_Exercise goal_
Without the pictures, write out all the lines below exactly as they appear.

· · · · · · ·

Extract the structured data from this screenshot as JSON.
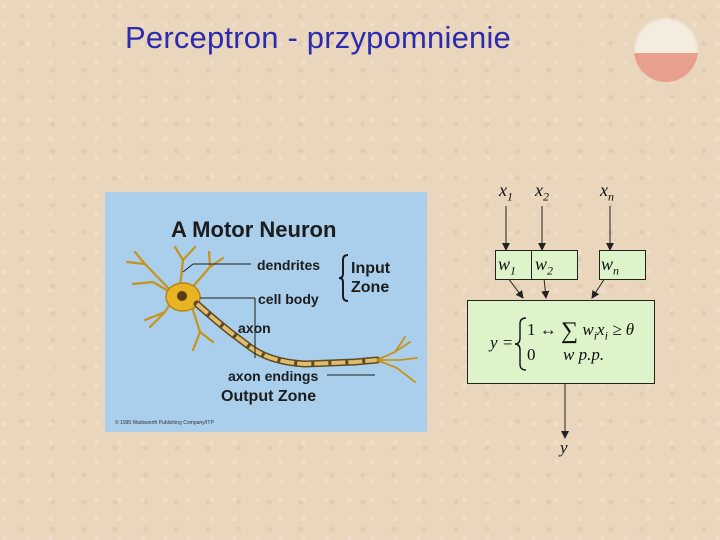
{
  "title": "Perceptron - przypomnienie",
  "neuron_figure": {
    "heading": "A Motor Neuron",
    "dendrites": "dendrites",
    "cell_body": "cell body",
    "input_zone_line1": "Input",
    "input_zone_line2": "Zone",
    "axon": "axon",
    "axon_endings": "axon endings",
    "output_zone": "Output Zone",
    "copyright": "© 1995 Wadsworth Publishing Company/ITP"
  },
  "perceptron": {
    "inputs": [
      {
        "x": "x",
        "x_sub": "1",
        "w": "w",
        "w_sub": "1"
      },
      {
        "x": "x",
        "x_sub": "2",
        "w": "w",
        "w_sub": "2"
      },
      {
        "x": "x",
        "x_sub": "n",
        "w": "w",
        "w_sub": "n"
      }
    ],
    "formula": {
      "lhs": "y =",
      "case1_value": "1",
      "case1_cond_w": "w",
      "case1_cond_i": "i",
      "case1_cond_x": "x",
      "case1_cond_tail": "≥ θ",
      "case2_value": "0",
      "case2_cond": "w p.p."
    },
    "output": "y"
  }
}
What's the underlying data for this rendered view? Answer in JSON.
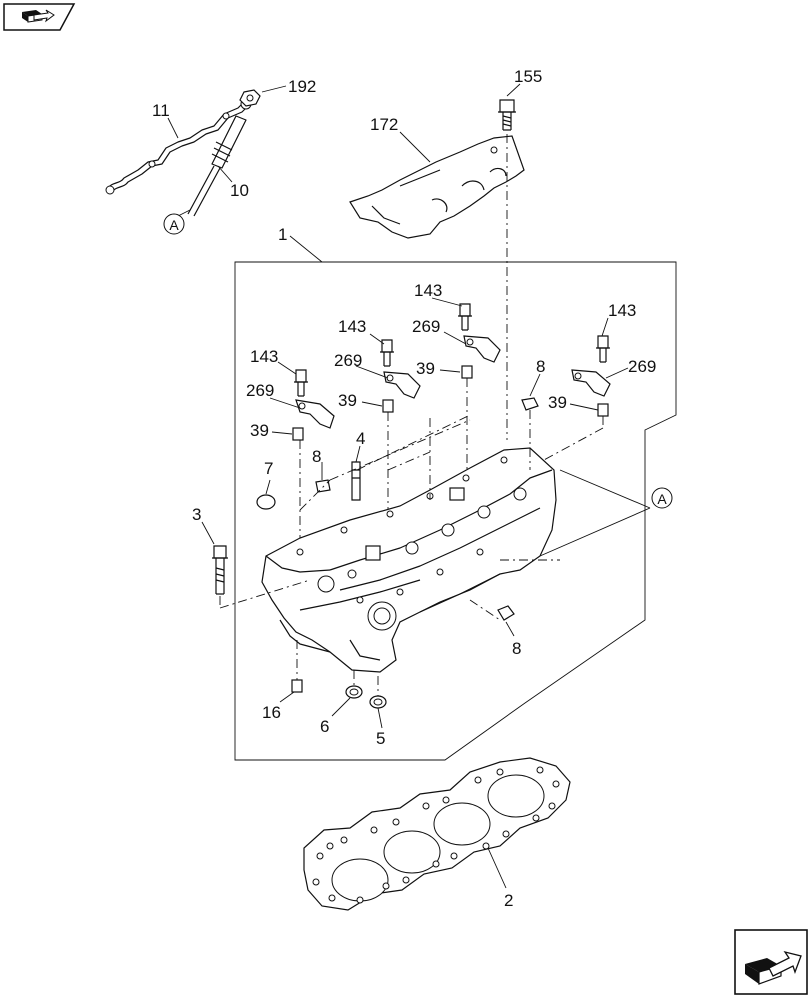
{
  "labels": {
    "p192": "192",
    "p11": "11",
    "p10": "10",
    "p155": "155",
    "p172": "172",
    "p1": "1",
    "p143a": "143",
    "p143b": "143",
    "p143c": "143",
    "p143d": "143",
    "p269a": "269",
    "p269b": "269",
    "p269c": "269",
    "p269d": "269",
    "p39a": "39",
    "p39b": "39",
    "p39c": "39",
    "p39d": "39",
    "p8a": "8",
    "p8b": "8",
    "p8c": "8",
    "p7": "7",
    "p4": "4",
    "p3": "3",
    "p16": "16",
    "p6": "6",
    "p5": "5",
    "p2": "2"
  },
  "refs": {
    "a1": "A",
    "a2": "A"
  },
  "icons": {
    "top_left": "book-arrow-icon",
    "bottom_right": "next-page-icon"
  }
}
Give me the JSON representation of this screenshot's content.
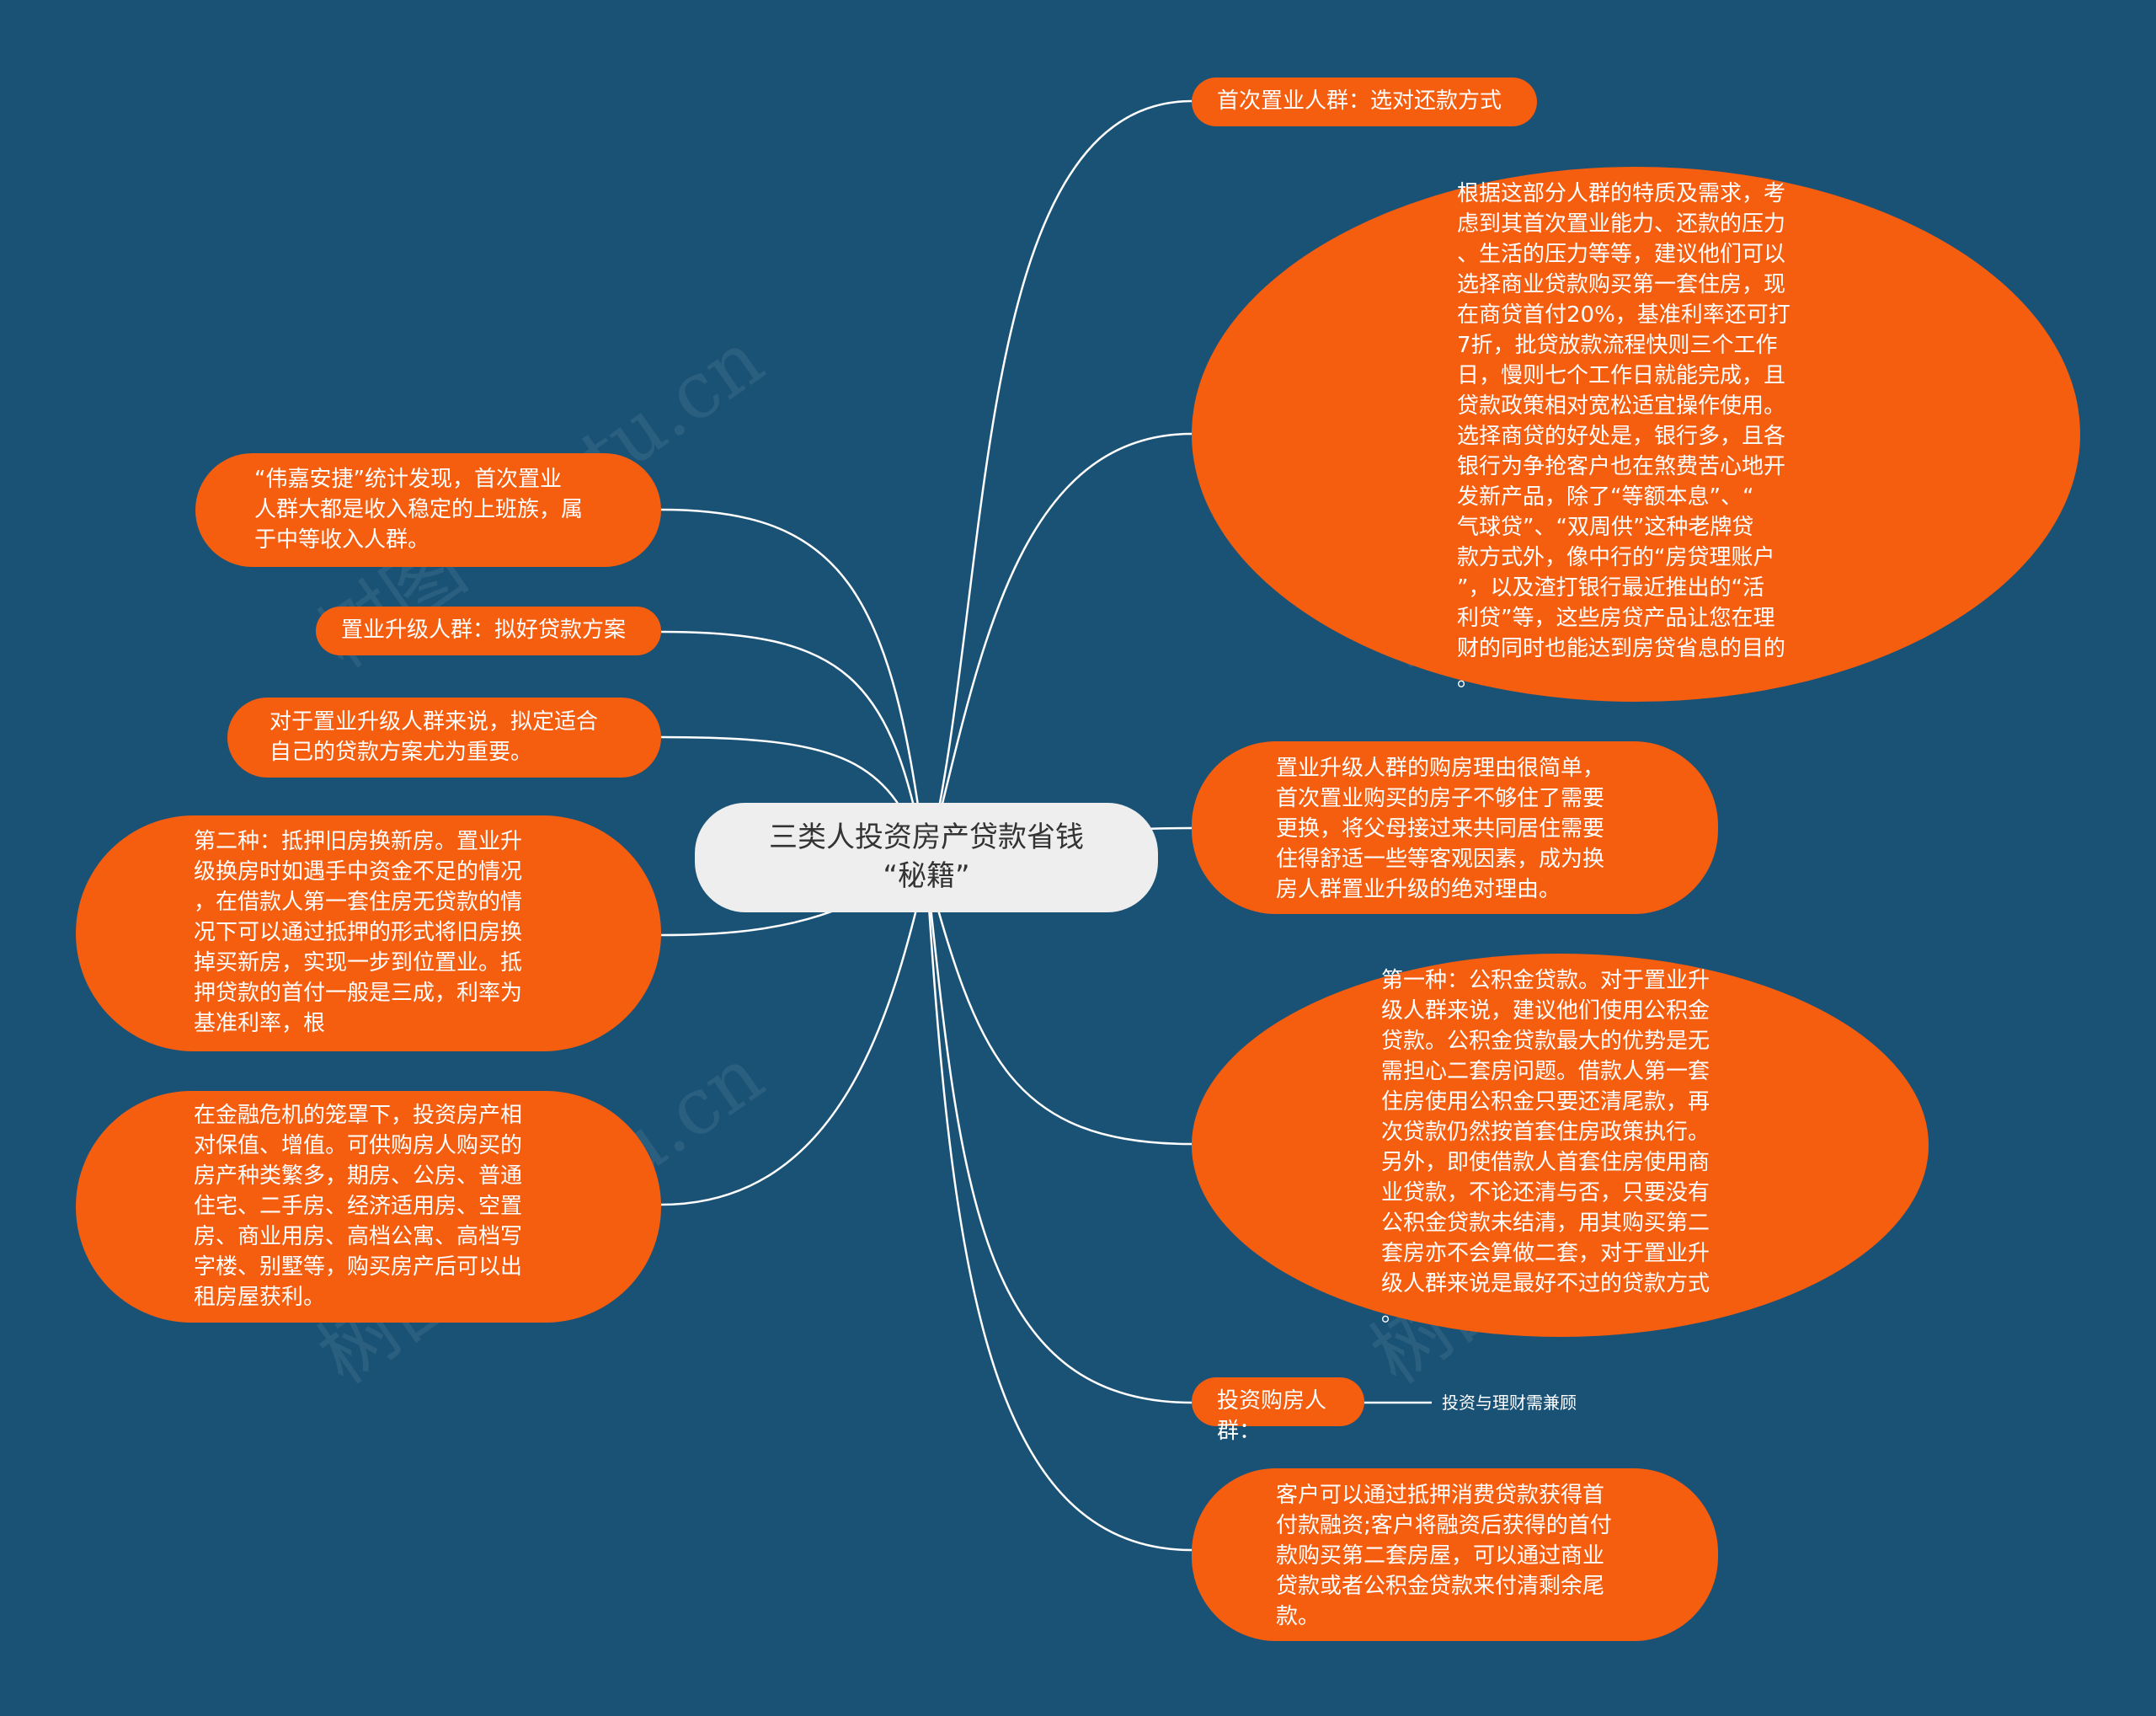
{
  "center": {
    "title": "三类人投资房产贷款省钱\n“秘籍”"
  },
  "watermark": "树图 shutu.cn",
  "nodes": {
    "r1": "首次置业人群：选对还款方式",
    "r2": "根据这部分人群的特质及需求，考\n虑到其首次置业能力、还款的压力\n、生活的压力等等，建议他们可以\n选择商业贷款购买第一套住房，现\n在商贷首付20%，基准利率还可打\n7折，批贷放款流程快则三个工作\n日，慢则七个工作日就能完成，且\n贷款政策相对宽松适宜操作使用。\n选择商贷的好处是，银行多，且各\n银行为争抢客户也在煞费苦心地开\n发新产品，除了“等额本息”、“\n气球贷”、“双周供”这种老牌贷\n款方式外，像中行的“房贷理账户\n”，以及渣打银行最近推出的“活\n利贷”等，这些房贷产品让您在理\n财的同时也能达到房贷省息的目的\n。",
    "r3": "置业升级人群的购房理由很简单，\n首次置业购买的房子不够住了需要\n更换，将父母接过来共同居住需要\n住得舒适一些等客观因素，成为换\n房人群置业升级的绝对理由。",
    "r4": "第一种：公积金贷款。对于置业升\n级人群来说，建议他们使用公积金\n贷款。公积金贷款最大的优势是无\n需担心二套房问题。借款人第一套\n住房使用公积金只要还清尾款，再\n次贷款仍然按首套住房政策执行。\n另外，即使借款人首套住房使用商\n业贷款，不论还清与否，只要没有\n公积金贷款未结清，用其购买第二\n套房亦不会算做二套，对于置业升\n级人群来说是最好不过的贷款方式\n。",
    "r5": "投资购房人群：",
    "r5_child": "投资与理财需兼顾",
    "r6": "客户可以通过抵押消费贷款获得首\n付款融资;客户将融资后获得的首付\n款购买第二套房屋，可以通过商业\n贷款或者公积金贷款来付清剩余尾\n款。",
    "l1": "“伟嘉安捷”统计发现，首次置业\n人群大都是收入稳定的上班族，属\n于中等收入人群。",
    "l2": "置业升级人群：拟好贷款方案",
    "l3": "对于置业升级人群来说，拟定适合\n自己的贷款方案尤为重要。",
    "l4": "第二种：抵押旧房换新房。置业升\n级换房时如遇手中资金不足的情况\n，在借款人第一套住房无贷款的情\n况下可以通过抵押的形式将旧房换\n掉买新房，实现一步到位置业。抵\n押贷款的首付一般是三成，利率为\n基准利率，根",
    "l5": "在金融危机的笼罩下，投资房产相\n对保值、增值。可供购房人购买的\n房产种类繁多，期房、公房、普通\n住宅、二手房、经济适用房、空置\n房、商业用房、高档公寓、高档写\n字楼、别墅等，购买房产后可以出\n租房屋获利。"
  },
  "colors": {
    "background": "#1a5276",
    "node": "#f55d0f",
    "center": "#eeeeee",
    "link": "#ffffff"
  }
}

· · · · · · ·

_Answer to this problem_
Extract the structured data from this screenshot as JSON.
{
  "title": "Perceptron - przypomnienie",
  "neuron_figure": {
    "heading": "A Motor Neuron",
    "dendrites": "dendrites",
    "cell_body": "cell body",
    "input_zone_line1": "Input",
    "input_zone_line2": "Zone",
    "axon": "axon",
    "axon_endings": "axon endings",
    "output_zone": "Output Zone",
    "copyright": "© 1995 Wadsworth Publishing Company/ITP"
  },
  "perceptron": {
    "inputs": [
      {
        "x": "x",
        "x_sub": "1",
        "w": "w",
        "w_sub": "1"
      },
      {
        "x": "x",
        "x_sub": "2",
        "w": "w",
        "w_sub": "2"
      },
      {
        "x": "x",
        "x_sub": "n",
        "w": "w",
        "w_sub": "n"
      }
    ],
    "formula": {
      "lhs": "y =",
      "case1_value": "1",
      "case1_cond_w": "w",
      "case1_cond_i": "i",
      "case1_cond_x": "x",
      "case1_cond_tail": "≥ θ",
      "case2_value": "0",
      "case2_cond": "w p.p."
    },
    "output": "y"
  }
}
What's the underlying data for this rendered view? Answer in JSON.
{
  "labels": {
    "p192": "192",
    "p11": "11",
    "p10": "10",
    "p155": "155",
    "p172": "172",
    "p1": "1",
    "p143a": "143",
    "p143b": "143",
    "p143c": "143",
    "p143d": "143",
    "p269a": "269",
    "p269b": "269",
    "p269c": "269",
    "p269d": "269",
    "p39a": "39",
    "p39b": "39",
    "p39c": "39",
    "p39d": "39",
    "p8a": "8",
    "p8b": "8",
    "p8c": "8",
    "p7": "7",
    "p4": "4",
    "p3": "3",
    "p16": "16",
    "p6": "6",
    "p5": "5",
    "p2": "2"
  },
  "refs": {
    "a1": "A",
    "a2": "A"
  },
  "icons": {
    "top_left": "book-arrow-icon",
    "bottom_right": "next-page-icon"
  }
}
Give me the JSON representation of this screenshot's content.
{
  "center": {
    "title": "三类人投资房产贷款省钱\n“秘籍”"
  },
  "watermark": "树图 shutu.cn",
  "nodes": {
    "r1": "首次置业人群：选对还款方式",
    "r2": "根据这部分人群的特质及需求，考\n虑到其首次置业能力、还款的压力\n、生活的压力等等，建议他们可以\n选择商业贷款购买第一套住房，现\n在商贷首付20%，基准利率还可打\n7折，批贷放款流程快则三个工作\n日，慢则七个工作日就能完成，且\n贷款政策相对宽松适宜操作使用。\n选择商贷的好处是，银行多，且各\n银行为争抢客户也在煞费苦心地开\n发新产品，除了“等额本息”、“\n气球贷”、“双周供”这种老牌贷\n款方式外，像中行的“房贷理账户\n”，以及渣打银行最近推出的“活\n利贷”等，这些房贷产品让您在理\n财的同时也能达到房贷省息的目的\n。",
    "r3": "置业升级人群的购房理由很简单，\n首次置业购买的房子不够住了需要\n更换，将父母接过来共同居住需要\n住得舒适一些等客观因素，成为换\n房人群置业升级的绝对理由。",
    "r4": "第一种：公积金贷款。对于置业升\n级人群来说，建议他们使用公积金\n贷款。公积金贷款最大的优势是无\n需担心二套房问题。借款人第一套\n住房使用公积金只要还清尾款，再\n次贷款仍然按首套住房政策执行。\n另外，即使借款人首套住房使用商\n业贷款，不论还清与否，只要没有\n公积金贷款未结清，用其购买第二\n套房亦不会算做二套，对于置业升\n级人群来说是最好不过的贷款方式\n。",
    "r5": "投资购房人群：",
    "r5_child": "投资与理财需兼顾",
    "r6": "客户可以通过抵押消费贷款获得首\n付款融资;客户将融资后获得的首付\n款购买第二套房屋，可以通过商业\n贷款或者公积金贷款来付清剩余尾\n款。",
    "l1": "“伟嘉安捷”统计发现，首次置业\n人群大都是收入稳定的上班族，属\n于中等收入人群。",
    "l2": "置业升级人群：拟好贷款方案",
    "l3": "对于置业升级人群来说，拟定适合\n自己的贷款方案尤为重要。",
    "l4": "第二种：抵押旧房换新房。置业升\n级换房时如遇手中资金不足的情况\n，在借款人第一套住房无贷款的情\n况下可以通过抵押的形式将旧房换\n掉买新房，实现一步到位置业。抵\n押贷款的首付一般是三成，利率为\n基准利率，根",
    "l5": "在金融危机的笼罩下，投资房产相\n对保值、增值。可供购房人购买的\n房产种类繁多，期房、公房、普通\n住宅、二手房、经济适用房、空置\n房、商业用房、高档公寓、高档写\n字楼、别墅等，购买房产后可以出\n租房屋获利。"
  },
  "colors": {
    "background": "#1a5276",
    "node": "#f55d0f",
    "center": "#eeeeee",
    "link": "#ffffff"
  }
}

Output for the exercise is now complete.